EXERCISE INPUTS:
--- begin ---
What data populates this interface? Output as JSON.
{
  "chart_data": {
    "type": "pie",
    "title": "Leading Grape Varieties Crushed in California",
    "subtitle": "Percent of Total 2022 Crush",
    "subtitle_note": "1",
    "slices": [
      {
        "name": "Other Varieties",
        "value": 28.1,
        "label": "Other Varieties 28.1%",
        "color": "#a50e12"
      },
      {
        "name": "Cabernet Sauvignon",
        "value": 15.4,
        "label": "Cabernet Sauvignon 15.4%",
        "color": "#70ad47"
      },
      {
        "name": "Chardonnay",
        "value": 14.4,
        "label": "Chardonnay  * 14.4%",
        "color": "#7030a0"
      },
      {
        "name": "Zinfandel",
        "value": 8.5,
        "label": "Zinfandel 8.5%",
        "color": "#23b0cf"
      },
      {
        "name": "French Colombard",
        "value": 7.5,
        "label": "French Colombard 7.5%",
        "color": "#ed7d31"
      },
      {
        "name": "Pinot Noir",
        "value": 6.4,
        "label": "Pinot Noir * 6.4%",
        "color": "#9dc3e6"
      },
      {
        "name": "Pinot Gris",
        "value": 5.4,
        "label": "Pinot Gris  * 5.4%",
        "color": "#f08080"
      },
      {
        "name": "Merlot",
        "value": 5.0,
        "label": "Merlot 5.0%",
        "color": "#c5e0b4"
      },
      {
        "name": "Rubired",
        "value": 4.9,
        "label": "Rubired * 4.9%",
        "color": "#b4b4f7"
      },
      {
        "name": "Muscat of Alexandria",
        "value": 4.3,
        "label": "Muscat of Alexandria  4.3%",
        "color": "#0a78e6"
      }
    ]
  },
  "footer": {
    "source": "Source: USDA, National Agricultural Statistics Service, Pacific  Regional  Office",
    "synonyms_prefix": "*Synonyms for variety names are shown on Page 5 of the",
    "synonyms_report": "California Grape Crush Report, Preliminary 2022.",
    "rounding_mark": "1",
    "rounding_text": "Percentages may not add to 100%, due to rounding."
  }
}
--- end ---
WRITTEN INSTRUCTION:
Write down the number of lines where the word "California" appears, and nothing further.

WRITTEN RESPONSE:
2